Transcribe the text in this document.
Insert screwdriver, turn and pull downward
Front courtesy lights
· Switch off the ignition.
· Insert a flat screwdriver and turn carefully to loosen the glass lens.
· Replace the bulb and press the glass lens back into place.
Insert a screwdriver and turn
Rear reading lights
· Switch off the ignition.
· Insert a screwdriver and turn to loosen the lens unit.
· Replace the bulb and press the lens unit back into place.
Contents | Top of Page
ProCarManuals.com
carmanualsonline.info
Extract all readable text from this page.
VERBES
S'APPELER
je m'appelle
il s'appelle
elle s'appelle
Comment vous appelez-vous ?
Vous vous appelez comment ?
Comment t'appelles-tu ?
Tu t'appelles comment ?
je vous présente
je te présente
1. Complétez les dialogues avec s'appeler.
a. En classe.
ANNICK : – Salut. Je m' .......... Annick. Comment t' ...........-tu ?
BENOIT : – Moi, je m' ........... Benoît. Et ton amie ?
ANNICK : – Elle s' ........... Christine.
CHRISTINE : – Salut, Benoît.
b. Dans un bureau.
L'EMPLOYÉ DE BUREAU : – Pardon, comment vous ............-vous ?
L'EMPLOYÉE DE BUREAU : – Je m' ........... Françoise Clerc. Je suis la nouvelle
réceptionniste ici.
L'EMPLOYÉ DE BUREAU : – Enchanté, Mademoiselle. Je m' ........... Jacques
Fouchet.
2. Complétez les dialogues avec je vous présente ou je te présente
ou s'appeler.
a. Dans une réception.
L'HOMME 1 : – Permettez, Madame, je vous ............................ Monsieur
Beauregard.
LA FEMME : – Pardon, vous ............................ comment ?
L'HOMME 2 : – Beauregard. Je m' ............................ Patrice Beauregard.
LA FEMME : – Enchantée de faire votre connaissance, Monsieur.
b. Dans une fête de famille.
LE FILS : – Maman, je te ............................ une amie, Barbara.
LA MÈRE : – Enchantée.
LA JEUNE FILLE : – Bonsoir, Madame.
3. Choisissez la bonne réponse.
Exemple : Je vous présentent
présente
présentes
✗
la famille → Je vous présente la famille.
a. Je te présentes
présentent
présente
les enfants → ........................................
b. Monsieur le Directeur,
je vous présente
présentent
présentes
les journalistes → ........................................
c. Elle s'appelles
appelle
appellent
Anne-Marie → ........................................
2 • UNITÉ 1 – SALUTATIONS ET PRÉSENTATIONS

Directive | Recopy all the lines exactly as they appear.

Exercise response |
Transcribe the text in this document.
Insert screwdriver, turn and pull downward
Front courtesy lights
· Switch off the ignition.
· Insert a flat screwdriver and turn carefully to loosen the glass lens.
· Replace the bulb and press the glass lens back into place.
Insert a screwdriver and turn
Rear reading lights
· Switch off the ignition.
· Insert a screwdriver and turn to loosen the lens unit.
· Replace the bulb and press the lens unit back into place.
Contents | Top of Page
ProCarManuals.com
carmanualsonline.info
Extract all readable text from this page.
VERBES
S'APPELER
je m'appelle
il s'appelle
elle s'appelle
Comment vous appelez-vous ?
Vous vous appelez comment ?
Comment t'appelles-tu ?
Tu t'appelles comment ?
je vous présente
je te présente
1. Complétez les dialogues avec s'appeler.
a. En classe.
ANNICK : – Salut. Je m' .......... Annick. Comment t' ...........-tu ?
BENOIT : – Moi, je m' ........... Benoît. Et ton amie ?
ANNICK : – Elle s' ........... Christine.
CHRISTINE : – Salut, Benoît.
b. Dans un bureau.
L'EMPLOYÉ DE BUREAU : – Pardon, comment vous ............-vous ?
L'EMPLOYÉE DE BUREAU : – Je m' ........... Françoise Clerc. Je suis la nouvelle
réceptionniste ici.
L'EMPLOYÉ DE BUREAU : – Enchanté, Mademoiselle. Je m' ........... Jacques
Fouchet.
2. Complétez les dialogues avec je vous présente ou je te présente
ou s'appeler.
a. Dans une réception.
L'HOMME 1 : – Permettez, Madame, je vous ............................ Monsieur
Beauregard.
LA FEMME : – Pardon, vous ............................ comment ?
L'HOMME 2 : – Beauregard. Je m' ............................ Patrice Beauregard.
LA FEMME : – Enchantée de faire votre connaissance, Monsieur.
b. Dans une fête de famille.
LE FILS : – Maman, je te ............................ une amie, Barbara.
LA MÈRE : – Enchantée.
LA JEUNE FILLE : – Bonsoir, Madame.
3. Choisissez la bonne réponse.
Exemple : Je vous présentent
présente
présentes
✗
la famille → Je vous présente la famille.
a. Je te présentes
présentent
présente
les enfants → ........................................
b. Monsieur le Directeur,
je vous présente
présentent
présentes
les journalistes → ........................................
c. Elle s'appelles
appelle
appellent
Anne-Marie → ........................................
2 • UNITÉ 1 – SALUTATIONS ET PRÉSENTATIONS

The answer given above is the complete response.